(Collection entries)
========================

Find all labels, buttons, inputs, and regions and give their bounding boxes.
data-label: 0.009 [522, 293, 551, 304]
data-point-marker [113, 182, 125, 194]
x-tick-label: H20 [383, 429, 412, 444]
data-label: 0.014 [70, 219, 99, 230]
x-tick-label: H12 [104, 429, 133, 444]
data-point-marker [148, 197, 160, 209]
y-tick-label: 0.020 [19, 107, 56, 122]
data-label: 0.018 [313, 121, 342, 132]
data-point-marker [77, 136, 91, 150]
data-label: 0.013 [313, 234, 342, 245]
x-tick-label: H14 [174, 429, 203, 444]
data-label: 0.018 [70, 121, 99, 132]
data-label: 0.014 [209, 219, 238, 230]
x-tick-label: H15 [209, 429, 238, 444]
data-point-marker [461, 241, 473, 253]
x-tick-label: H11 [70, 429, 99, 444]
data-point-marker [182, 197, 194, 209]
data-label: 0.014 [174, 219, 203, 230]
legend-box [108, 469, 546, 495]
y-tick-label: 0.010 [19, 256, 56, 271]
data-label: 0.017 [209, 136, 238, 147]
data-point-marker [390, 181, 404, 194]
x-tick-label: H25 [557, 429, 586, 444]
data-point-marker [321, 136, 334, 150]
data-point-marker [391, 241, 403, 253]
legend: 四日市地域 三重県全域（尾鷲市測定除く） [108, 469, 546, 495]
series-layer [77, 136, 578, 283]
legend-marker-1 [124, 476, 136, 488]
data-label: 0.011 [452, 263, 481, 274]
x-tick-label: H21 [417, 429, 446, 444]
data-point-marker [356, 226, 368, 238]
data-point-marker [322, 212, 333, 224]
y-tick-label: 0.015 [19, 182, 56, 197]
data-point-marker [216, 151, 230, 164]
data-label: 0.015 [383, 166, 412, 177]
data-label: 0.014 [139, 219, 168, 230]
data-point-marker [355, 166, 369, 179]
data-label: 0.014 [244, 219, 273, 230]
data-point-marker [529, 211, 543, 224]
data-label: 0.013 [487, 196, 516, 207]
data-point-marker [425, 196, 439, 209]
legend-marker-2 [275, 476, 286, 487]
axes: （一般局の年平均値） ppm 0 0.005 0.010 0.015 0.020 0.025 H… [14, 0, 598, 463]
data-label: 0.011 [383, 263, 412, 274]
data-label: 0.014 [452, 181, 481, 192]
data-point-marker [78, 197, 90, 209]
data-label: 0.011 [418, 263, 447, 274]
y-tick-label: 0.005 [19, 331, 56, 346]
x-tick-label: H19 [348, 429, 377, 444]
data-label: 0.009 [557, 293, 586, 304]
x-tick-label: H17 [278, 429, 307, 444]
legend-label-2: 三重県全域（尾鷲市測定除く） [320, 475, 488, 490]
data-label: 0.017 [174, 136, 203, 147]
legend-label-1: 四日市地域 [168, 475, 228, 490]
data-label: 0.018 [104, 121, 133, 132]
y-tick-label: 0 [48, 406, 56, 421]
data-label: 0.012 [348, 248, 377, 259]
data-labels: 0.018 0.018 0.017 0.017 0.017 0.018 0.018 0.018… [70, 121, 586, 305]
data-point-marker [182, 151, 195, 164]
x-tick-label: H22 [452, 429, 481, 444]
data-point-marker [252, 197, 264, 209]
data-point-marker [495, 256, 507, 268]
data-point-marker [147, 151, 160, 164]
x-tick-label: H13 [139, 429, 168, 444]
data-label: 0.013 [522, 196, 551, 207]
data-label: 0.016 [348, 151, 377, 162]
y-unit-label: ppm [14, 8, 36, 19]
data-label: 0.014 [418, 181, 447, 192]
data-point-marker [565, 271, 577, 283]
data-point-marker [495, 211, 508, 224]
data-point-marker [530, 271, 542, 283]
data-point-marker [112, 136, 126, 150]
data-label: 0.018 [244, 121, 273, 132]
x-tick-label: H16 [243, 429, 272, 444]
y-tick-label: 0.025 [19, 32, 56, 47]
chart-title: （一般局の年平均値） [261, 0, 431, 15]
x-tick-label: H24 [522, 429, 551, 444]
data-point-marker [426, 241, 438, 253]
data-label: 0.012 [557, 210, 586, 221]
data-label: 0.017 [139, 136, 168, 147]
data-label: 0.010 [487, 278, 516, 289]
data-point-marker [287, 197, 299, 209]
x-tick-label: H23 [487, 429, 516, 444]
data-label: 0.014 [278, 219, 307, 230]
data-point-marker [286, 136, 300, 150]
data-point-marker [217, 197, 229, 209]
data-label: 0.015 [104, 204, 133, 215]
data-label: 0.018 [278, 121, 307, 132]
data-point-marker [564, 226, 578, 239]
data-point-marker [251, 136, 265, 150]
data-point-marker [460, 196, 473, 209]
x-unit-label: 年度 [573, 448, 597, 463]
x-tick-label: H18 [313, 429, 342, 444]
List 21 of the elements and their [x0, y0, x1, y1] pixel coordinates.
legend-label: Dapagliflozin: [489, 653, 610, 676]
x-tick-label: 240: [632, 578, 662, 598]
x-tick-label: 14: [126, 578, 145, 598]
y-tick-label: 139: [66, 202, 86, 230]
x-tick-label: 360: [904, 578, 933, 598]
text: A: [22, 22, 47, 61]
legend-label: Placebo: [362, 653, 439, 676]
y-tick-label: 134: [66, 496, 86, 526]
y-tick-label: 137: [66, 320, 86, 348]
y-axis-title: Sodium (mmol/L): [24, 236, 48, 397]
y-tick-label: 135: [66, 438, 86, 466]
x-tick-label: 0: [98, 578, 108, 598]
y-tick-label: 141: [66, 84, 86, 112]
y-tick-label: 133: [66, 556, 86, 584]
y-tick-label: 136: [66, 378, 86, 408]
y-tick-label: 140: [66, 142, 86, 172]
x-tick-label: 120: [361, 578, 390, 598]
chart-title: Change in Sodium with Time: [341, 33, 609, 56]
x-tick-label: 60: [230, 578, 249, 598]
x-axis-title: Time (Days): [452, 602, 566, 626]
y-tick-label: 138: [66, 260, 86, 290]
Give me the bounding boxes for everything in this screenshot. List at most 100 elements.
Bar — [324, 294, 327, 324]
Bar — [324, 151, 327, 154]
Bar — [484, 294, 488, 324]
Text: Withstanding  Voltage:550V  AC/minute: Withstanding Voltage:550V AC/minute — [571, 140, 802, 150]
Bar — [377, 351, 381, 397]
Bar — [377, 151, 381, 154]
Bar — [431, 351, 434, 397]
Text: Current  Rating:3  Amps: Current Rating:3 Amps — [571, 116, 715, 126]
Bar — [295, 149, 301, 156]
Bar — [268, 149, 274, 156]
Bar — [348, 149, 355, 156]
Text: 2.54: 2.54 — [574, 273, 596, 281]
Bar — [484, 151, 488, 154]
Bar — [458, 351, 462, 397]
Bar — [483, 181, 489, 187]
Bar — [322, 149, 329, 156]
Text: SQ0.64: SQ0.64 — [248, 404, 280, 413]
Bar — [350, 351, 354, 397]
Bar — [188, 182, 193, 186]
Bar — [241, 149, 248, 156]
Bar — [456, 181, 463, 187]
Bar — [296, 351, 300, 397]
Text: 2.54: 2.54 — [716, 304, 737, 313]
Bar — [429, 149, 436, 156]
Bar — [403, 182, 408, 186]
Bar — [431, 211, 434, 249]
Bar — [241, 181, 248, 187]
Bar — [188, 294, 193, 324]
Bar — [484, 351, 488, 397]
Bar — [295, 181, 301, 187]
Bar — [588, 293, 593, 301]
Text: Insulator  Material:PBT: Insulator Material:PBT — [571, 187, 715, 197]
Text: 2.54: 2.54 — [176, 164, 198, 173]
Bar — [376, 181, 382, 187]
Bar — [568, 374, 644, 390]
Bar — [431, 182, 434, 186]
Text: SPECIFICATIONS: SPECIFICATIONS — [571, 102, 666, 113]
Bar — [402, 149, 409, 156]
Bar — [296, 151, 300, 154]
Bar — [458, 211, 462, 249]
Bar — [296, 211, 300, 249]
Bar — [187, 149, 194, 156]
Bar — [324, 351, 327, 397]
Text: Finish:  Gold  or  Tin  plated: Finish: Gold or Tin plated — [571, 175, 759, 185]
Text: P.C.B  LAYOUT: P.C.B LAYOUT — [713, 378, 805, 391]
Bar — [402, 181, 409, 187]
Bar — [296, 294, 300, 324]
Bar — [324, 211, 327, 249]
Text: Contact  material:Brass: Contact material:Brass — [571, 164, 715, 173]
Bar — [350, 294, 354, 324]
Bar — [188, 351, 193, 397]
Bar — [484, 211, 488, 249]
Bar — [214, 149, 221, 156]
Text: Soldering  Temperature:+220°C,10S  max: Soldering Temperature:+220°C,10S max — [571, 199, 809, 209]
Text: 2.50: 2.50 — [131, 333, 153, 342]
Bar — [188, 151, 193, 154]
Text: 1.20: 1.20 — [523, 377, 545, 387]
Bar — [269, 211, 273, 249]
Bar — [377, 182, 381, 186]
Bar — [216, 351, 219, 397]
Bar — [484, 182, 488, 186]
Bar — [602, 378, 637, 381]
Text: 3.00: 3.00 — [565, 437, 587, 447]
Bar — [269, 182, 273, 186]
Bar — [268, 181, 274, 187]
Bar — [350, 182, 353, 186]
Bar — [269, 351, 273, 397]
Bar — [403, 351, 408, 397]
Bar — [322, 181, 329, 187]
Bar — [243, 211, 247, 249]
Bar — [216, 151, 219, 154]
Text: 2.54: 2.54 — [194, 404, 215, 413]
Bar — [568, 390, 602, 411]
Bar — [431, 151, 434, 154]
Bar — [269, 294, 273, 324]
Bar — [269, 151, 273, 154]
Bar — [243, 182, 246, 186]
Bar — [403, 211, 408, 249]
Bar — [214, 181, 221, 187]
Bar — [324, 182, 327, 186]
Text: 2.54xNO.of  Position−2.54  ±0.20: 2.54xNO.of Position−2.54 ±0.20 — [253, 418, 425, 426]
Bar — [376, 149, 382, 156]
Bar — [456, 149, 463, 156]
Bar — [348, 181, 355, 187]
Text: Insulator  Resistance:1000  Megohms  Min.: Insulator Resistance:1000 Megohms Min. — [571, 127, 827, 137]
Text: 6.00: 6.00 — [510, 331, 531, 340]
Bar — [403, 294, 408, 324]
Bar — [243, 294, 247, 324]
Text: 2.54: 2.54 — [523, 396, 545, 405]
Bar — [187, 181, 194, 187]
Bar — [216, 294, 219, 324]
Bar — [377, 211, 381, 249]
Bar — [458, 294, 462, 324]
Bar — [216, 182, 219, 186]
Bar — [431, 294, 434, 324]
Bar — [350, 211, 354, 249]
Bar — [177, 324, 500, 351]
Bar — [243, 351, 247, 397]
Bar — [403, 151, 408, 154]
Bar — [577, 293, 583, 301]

========================

◆ TO DO
Recast the material from its first line through the line containing "data-point-marker [182, 197, 194, 209]" as a Markdown table with the columns Row and Line. Put a row number in Row, and leave out any blank lines.

◆ RESPONSE TO THE TASK
| Row | Line |
|---|---|
| 1 | Find all labels, buttons, inputs, and regions and give their bounding boxes. |
| 2 | data-label: 0.009 [522, 293, 551, 304] |
| 3 | data-point-marker [113, 182, 125, 194] |
| 4 | x-tick-label: H20 [383, 429, 412, 444] |
| 5 | data-label: 0.014 [70, 219, 99, 230] |
| 6 | x-tick-label: H12 [104, 429, 133, 444] |
| 7 | data-point-marker [148, 197, 160, 209] |
| 8 | y-tick-label: 0.020 [19, 107, 56, 122] |
| 9 | data-label: 0.018 [313, 121, 342, 132] |
| 10 | data-point-marker [77, 136, 91, 150] |
| 11 | data-label: 0.013 [313, 234, 342, 245] |
| 12 | x-tick-label: H14 [174, 429, 203, 444] |
| 13 | data-label: 0.018 [70, 121, 99, 132] |
| 14 | data-label: 0.014 [209, 219, 238, 230] |
| 15 | x-tick-label: H15 [209, 429, 238, 444] |
| 16 | data-point-marker [461, 241, 473, 253] |
| 17 | x-tick-label: H11 [70, 429, 99, 444] |
| 18 | data-point-marker [182, 197, 194, 209] |